### REQUEST
Report, word for word, every line of the material that contains "ishlab".

### AVAILABLE DATA
________________________

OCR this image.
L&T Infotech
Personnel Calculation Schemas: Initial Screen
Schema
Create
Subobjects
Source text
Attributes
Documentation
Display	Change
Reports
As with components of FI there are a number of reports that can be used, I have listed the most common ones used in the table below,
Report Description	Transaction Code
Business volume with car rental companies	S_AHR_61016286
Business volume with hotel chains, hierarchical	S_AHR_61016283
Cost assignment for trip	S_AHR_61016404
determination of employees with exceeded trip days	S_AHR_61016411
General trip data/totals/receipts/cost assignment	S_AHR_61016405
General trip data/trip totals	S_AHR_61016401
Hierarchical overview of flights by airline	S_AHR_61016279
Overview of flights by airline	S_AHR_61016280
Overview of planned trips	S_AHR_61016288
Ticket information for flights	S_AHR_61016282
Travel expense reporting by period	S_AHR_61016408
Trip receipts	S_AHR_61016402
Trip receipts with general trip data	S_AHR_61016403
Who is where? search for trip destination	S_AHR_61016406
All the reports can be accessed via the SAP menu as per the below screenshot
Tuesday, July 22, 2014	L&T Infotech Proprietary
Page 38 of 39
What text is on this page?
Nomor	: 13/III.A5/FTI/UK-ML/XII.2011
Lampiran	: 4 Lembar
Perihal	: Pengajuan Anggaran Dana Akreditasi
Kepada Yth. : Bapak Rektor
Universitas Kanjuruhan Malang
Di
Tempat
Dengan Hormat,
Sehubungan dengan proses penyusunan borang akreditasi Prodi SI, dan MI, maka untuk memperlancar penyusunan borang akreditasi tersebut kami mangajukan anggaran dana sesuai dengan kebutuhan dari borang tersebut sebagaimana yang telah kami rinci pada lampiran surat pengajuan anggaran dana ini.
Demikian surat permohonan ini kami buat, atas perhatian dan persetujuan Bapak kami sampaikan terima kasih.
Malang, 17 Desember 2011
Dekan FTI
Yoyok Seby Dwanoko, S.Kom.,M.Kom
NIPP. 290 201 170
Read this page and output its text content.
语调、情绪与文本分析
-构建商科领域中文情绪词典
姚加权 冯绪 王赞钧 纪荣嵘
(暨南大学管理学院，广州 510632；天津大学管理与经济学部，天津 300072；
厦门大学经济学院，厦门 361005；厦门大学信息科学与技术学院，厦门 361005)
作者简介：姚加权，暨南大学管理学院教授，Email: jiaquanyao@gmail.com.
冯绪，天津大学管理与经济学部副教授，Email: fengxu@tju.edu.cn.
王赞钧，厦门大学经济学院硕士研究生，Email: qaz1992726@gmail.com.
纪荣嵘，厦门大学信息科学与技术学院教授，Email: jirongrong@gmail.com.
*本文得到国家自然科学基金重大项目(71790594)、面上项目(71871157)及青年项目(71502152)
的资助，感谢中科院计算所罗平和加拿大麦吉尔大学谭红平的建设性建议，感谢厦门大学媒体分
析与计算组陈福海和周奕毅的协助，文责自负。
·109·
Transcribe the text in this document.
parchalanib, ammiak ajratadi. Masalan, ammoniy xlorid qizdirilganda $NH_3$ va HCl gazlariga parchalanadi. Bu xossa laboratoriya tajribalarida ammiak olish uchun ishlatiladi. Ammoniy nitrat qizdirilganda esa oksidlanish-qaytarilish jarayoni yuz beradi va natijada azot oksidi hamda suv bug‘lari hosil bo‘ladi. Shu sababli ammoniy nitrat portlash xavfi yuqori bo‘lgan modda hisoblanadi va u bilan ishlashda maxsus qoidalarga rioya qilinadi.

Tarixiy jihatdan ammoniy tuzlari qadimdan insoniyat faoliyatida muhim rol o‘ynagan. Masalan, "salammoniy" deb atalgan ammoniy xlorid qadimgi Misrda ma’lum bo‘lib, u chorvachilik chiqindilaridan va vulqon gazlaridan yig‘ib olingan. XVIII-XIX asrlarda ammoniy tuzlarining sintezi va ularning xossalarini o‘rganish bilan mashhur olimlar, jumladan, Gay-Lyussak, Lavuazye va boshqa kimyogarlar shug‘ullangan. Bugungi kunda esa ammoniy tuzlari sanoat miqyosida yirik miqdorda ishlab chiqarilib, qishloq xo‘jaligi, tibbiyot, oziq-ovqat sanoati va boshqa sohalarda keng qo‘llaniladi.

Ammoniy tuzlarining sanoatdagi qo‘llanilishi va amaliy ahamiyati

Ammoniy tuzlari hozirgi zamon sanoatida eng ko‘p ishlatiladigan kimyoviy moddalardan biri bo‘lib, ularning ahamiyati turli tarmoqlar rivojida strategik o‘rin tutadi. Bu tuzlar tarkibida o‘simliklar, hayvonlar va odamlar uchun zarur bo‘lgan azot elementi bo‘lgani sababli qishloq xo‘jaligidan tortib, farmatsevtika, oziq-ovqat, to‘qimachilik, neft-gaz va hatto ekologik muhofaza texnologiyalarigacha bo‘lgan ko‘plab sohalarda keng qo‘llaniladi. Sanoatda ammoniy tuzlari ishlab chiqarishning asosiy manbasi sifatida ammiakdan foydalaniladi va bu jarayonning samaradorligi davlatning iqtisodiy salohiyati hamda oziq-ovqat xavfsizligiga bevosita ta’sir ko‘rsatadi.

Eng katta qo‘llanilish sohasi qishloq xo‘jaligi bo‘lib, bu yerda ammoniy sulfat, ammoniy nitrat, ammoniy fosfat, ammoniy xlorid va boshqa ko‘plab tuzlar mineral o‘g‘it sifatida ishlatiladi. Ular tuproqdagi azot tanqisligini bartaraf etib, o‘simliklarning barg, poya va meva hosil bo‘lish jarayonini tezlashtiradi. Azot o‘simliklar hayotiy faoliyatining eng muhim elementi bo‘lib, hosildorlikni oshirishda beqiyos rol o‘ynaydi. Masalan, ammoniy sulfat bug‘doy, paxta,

________________________

### RESPONSE FOR THIS EXERCISE
Tarixiy jihatdan ammoniy tuzlari qadimdan insoniyat faoliyatida muhim rol o‘ynagan. Masalan, "salammoniy" deb atalgan ammoniy xlorid qadimgi Misrda ma’lum bo‘lib, u chorvachilik chiqindilaridan va vulqon gazlaridan yig‘ib olingan. XVIII-XIX asrlarda ammoniy tuzlarining sintezi va ularning xossalarini o‘rganish bilan mashhur olimlar, jumladan, Gay-Lyussak, Lavuazye va boshqa kimyogarlar shug‘ullangan. Bugungi kunda esa ammoniy tuzlari sanoat miqyosida yirik miqdorda ishlab chiqarilib, qishloq xo‘jaligi, tibbiyot, oziq-ovqat sanoati va boshqa sohalarda keng qo‘llaniladi.
Ammoniy tuzlari hozirgi zamon sanoatida eng ko‘p ishlatiladigan kimyoviy moddalardan biri bo‘lib, ularning ahamiyati turli tarmoqlar rivojida strategik o‘rin tutadi. Bu tuzlar tarkibida o‘simliklar, hayvonlar va odamlar uchun zarur bo‘lgan azot elementi bo‘lgani sababli qishloq xo‘jaligidan tortib, farmatsevtika, oziq-ovqat, to‘qimachilik, neft-gaz va hatto ekologik muhofaza texnologiyalarigacha bo‘lgan ko‘plab sohalarda keng qo‘llaniladi. Sanoatda ammoniy tuzlari ishlab chiqarishning asosiy manbasi sifatida ammiakdan foydalaniladi va bu jarayonning samaradorligi davlatning iqtisodiy salohiyati hamda oziq-ovqat xavfsizligiga bevosita ta’sir ko‘rsatadi.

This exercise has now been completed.